Entries from a visual dataset:
begin
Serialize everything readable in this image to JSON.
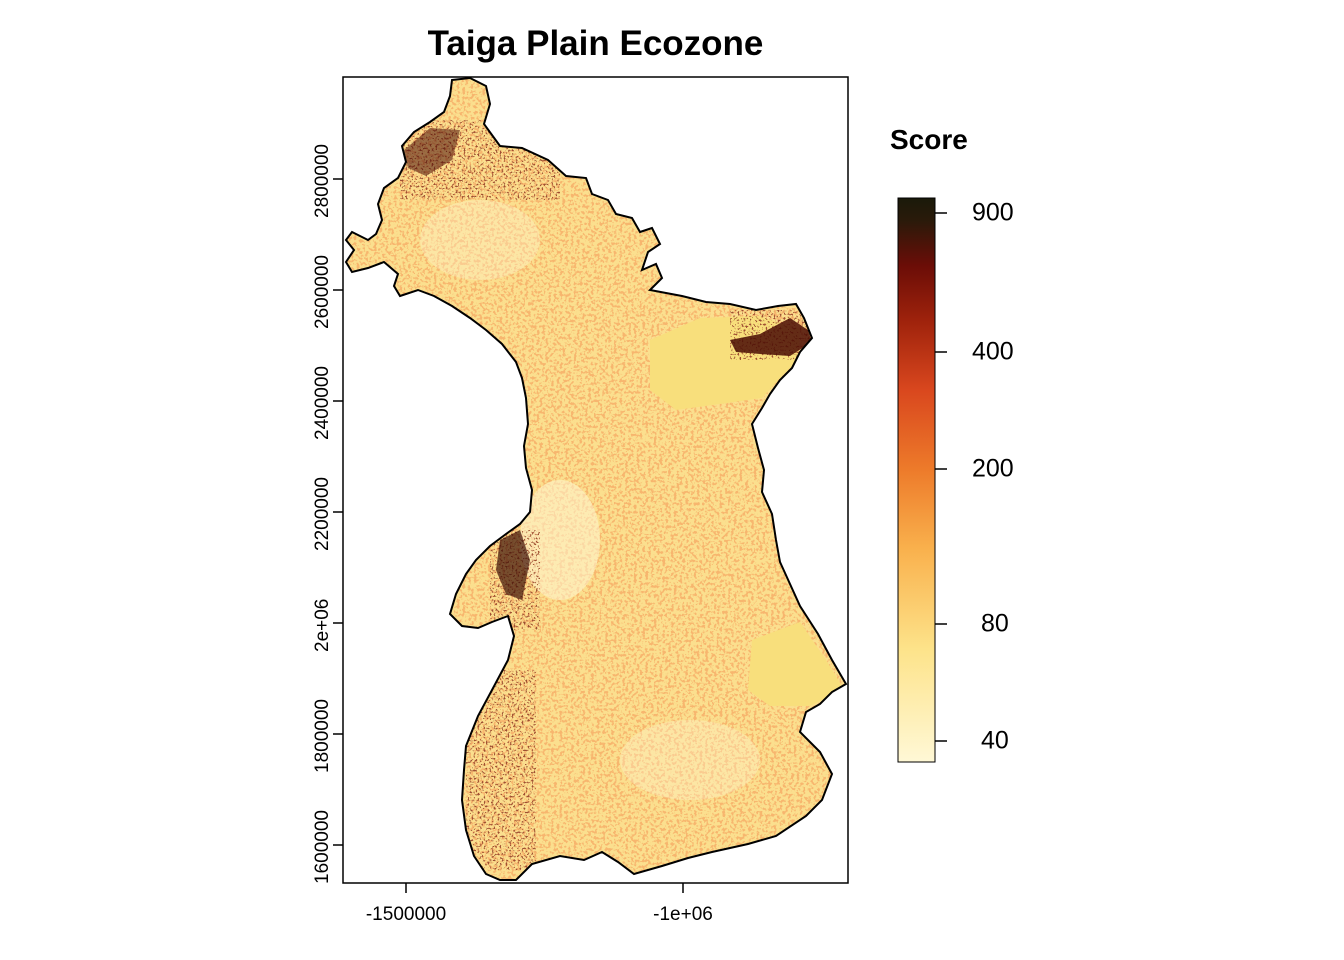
{
  "title": "Taiga Plain Ecozone",
  "map": {
    "x_ticks": [
      "-1500000",
      "-1e+06"
    ],
    "y_ticks": [
      "1600000",
      "1800000",
      "2e+06",
      "2200000",
      "2400000",
      "2600000",
      "2800000"
    ]
  },
  "legend": {
    "title": "Score",
    "ticks": [
      "900",
      "400",
      "200",
      "80",
      "40"
    ],
    "colors": [
      "#fff8d6",
      "#fde38a",
      "#f9b04c",
      "#ed7a2a",
      "#d9471e",
      "#a0230c",
      "#6b0d07",
      "#2a1a0a",
      "#1a1a0a"
    ]
  }
}
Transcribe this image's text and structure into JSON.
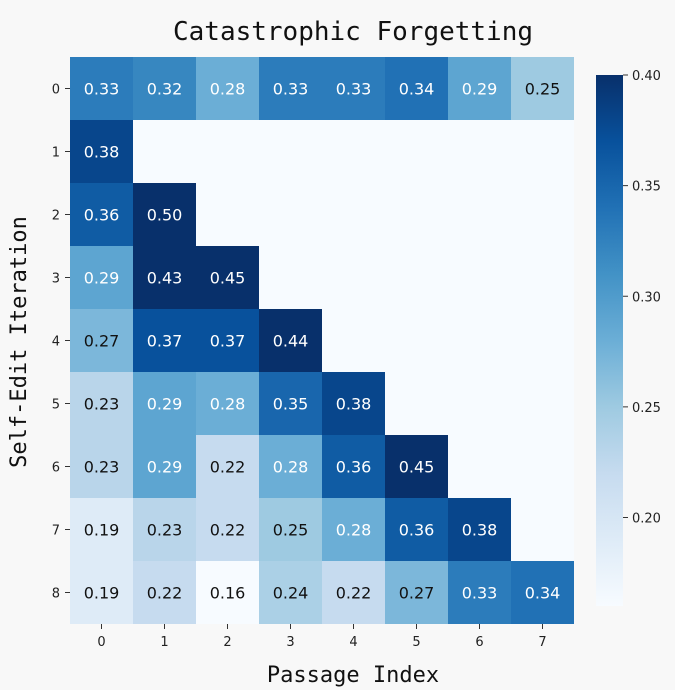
{
  "chart_data": {
    "type": "heatmap",
    "title": "Catastrophic Forgetting",
    "xlabel": "Passage Index",
    "ylabel": "Self-Edit Iteration",
    "x_categories": [
      "0",
      "1",
      "2",
      "3",
      "4",
      "5",
      "6",
      "7"
    ],
    "y_categories": [
      "0",
      "1",
      "2",
      "3",
      "4",
      "5",
      "6",
      "7",
      "8"
    ],
    "values": [
      [
        0.33,
        0.32,
        0.28,
        0.33,
        0.33,
        0.34,
        0.29,
        0.25
      ],
      [
        0.38,
        null,
        null,
        null,
        null,
        null,
        null,
        null
      ],
      [
        0.36,
        0.5,
        null,
        null,
        null,
        null,
        null,
        null
      ],
      [
        0.29,
        0.43,
        0.45,
        null,
        null,
        null,
        null,
        null
      ],
      [
        0.27,
        0.37,
        0.37,
        0.44,
        null,
        null,
        null,
        null
      ],
      [
        0.23,
        0.29,
        0.28,
        0.35,
        0.38,
        null,
        null,
        null
      ],
      [
        0.23,
        0.29,
        0.22,
        0.28,
        0.36,
        0.45,
        null,
        null
      ],
      [
        0.19,
        0.23,
        0.22,
        0.25,
        0.28,
        0.36,
        0.38,
        null
      ],
      [
        0.19,
        0.22,
        0.16,
        0.24,
        0.22,
        0.27,
        0.33,
        0.34
      ]
    ],
    "value_labels": [
      [
        "0.33",
        "0.32",
        "0.28",
        "0.33",
        "0.33",
        "0.34",
        "0.29",
        "0.25"
      ],
      [
        "0.38",
        "",
        "",
        "",
        "",
        "",
        "",
        ""
      ],
      [
        "0.36",
        "0.50",
        "",
        "",
        "",
        "",
        "",
        ""
      ],
      [
        "0.29",
        "0.43",
        "0.45",
        "",
        "",
        "",
        "",
        ""
      ],
      [
        "0.27",
        "0.37",
        "0.37",
        "0.44",
        "",
        "",
        "",
        ""
      ],
      [
        "0.23",
        "0.29",
        "0.28",
        "0.35",
        "0.38",
        "",
        "",
        ""
      ],
      [
        "0.23",
        "0.29",
        "0.22",
        "0.28",
        "0.36",
        "0.45",
        "",
        ""
      ],
      [
        "0.19",
        "0.23",
        "0.22",
        "0.25",
        "0.28",
        "0.36",
        "0.38",
        ""
      ],
      [
        "0.19",
        "0.22",
        "0.16",
        "0.24",
        "0.22",
        "0.27",
        "0.33",
        "0.34"
      ]
    ],
    "colormap": "Blues",
    "vmin": 0.16,
    "vmax": 0.4,
    "colorbar_ticks": [
      0.2,
      0.25,
      0.3,
      0.35,
      0.4
    ],
    "colorbar_tick_labels": [
      "0.20",
      "0.25",
      "0.30",
      "0.35",
      "0.40"
    ],
    "colorbar_position": "right",
    "grid": false
  }
}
end
WRITTEN INSTRUCTION:
Return each line from the material above exactly, but not the pictures.

ANSWER TO THIS PROBLEM:
Serialize everything readable in this image to JSON.
{
  "title": "Taiga Plain Ecozone",
  "map": {
    "x_ticks": [
      "-1500000",
      "-1e+06"
    ],
    "y_ticks": [
      "1600000",
      "1800000",
      "2e+06",
      "2200000",
      "2400000",
      "2600000",
      "2800000"
    ]
  },
  "legend": {
    "title": "Score",
    "ticks": [
      "900",
      "400",
      "200",
      "80",
      "40"
    ],
    "colors": [
      "#fff8d6",
      "#fde38a",
      "#f9b04c",
      "#ed7a2a",
      "#d9471e",
      "#a0230c",
      "#6b0d07",
      "#2a1a0a",
      "#1a1a0a"
    ]
  }
}
Transcribe this image's text and structure into JSON.
{
  "chart_data": {
    "type": "heatmap",
    "title": "Catastrophic Forgetting",
    "xlabel": "Passage Index",
    "ylabel": "Self-Edit Iteration",
    "x_categories": [
      "0",
      "1",
      "2",
      "3",
      "4",
      "5",
      "6",
      "7"
    ],
    "y_categories": [
      "0",
      "1",
      "2",
      "3",
      "4",
      "5",
      "6",
      "7",
      "8"
    ],
    "values": [
      [
        0.33,
        0.32,
        0.28,
        0.33,
        0.33,
        0.34,
        0.29,
        0.25
      ],
      [
        0.38,
        null,
        null,
        null,
        null,
        null,
        null,
        null
      ],
      [
        0.36,
        0.5,
        null,
        null,
        null,
        null,
        null,
        null
      ],
      [
        0.29,
        0.43,
        0.45,
        null,
        null,
        null,
        null,
        null
      ],
      [
        0.27,
        0.37,
        0.37,
        0.44,
        null,
        null,
        null,
        null
      ],
      [
        0.23,
        0.29,
        0.28,
        0.35,
        0.38,
        null,
        null,
        null
      ],
      [
        0.23,
        0.29,
        0.22,
        0.28,
        0.36,
        0.45,
        null,
        null
      ],
      [
        0.19,
        0.23,
        0.22,
        0.25,
        0.28,
        0.36,
        0.38,
        null
      ],
      [
        0.19,
        0.22,
        0.16,
        0.24,
        0.22,
        0.27,
        0.33,
        0.34
      ]
    ],
    "value_labels": [
      [
        "0.33",
        "0.32",
        "0.28",
        "0.33",
        "0.33",
        "0.34",
        "0.29",
        "0.25"
      ],
      [
        "0.38",
        "",
        "",
        "",
        "",
        "",
        "",
        ""
      ],
      [
        "0.36",
        "0.50",
        "",
        "",
        "",
        "",
        "",
        ""
      ],
      [
        "0.29",
        "0.43",
        "0.45",
        "",
        "",
        "",
        "",
        ""
      ],
      [
        "0.27",
        "0.37",
        "0.37",
        "0.44",
        "",
        "",
        "",
        ""
      ],
      [
        "0.23",
        "0.29",
        "0.28",
        "0.35",
        "0.38",
        "",
        "",
        ""
      ],
      [
        "0.23",
        "0.29",
        "0.22",
        "0.28",
        "0.36",
        "0.45",
        "",
        ""
      ],
      [
        "0.19",
        "0.23",
        "0.22",
        "0.25",
        "0.28",
        "0.36",
        "0.38",
        ""
      ],
      [
        "0.19",
        "0.22",
        "0.16",
        "0.24",
        "0.22",
        "0.27",
        "0.33",
        "0.34"
      ]
    ],
    "colormap": "Blues",
    "vmin": 0.16,
    "vmax": 0.4,
    "colorbar_ticks": [
      0.2,
      0.25,
      0.3,
      0.35,
      0.4
    ],
    "colorbar_tick_labels": [
      "0.20",
      "0.25",
      "0.30",
      "0.35",
      "0.40"
    ],
    "colorbar_position": "right",
    "grid": false
  }
}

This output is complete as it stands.